→ PROMPT: Make an exact copy of all the entries below, with the pictures left out.

[Recorded data]
..........
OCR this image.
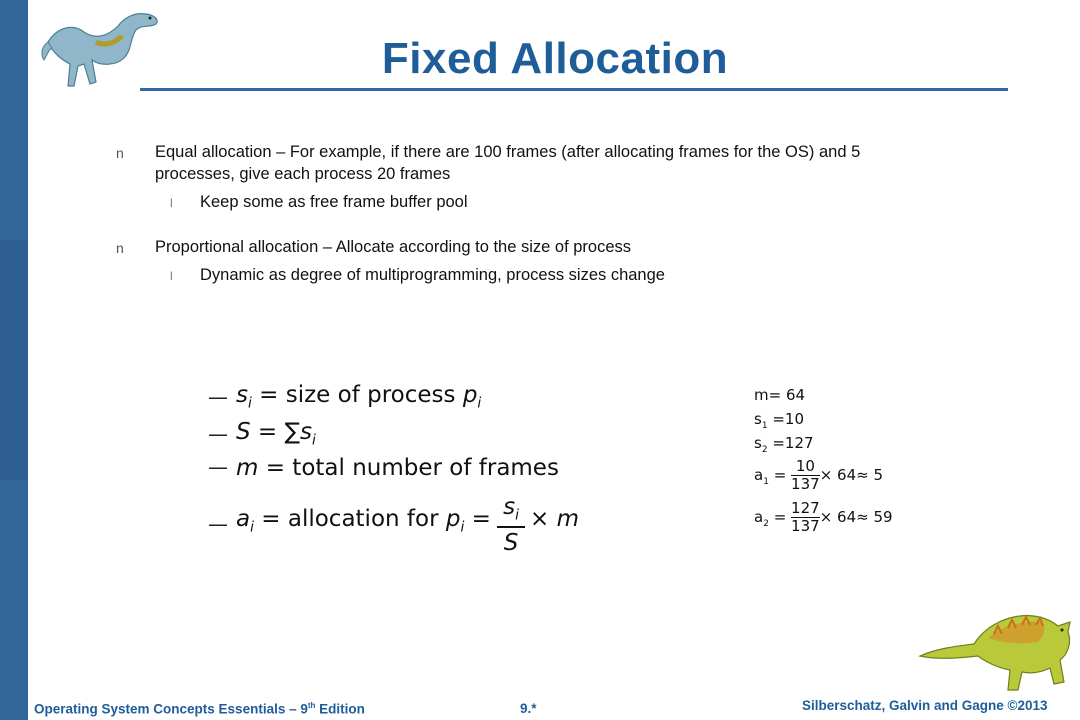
Fixed Allocation
n Equal allocation – For example, if there are 100 frames (after allocating frames for the OS) and 5
processes, give each process 20 frames
l Keep some as free frame buffer pool
n Proportional allocation – Allocate according to the size of process
l Dynamic as degree of multiprogramming, process sizes change
— $s_i$ = size of process $p_i$
— $S = \sum s_i$
— m = total number of frames
— $a_i$ = allocation for $p_i = s_i$
S
× m
m= 64
$s_1 =10$
$s_2 =127$
$a_1 = \frac{10}{137} \times 64\approx 5$
$a_2 = \frac{127}{137} \times 64\approx 59$
Operating System Concepts Essentials – 9th Edition	9.*	Silberschatz, Galvin and Gagne ©2013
..........
→ REPLY:
OCR this image.
Fixed Allocation
n Equal allocation – For example, if there are 100 frames (after allocating frames for the OS) and 5
processes, give each process 20 frames
l Keep some as free frame buffer pool
n Proportional allocation – Allocate according to the size of process
l Dynamic as degree of multiprogramming, process sizes change
— $s_i$ = size of process $p_i$
— $S = \sum s_i$
— m = total number of frames
— $a_i$ = allocation for $p_i = s_i$
S
× m
m= 64
$s_1 =10$
$s_2 =127$
$a_1 = \frac{10}{137} \times 64\approx 5$
$a_2 = \frac{127}{137} \times 64\approx 59$
Operating System Concepts Essentials – 9th Edition	9.*	Silberschatz, Galvin and Gagne ©2013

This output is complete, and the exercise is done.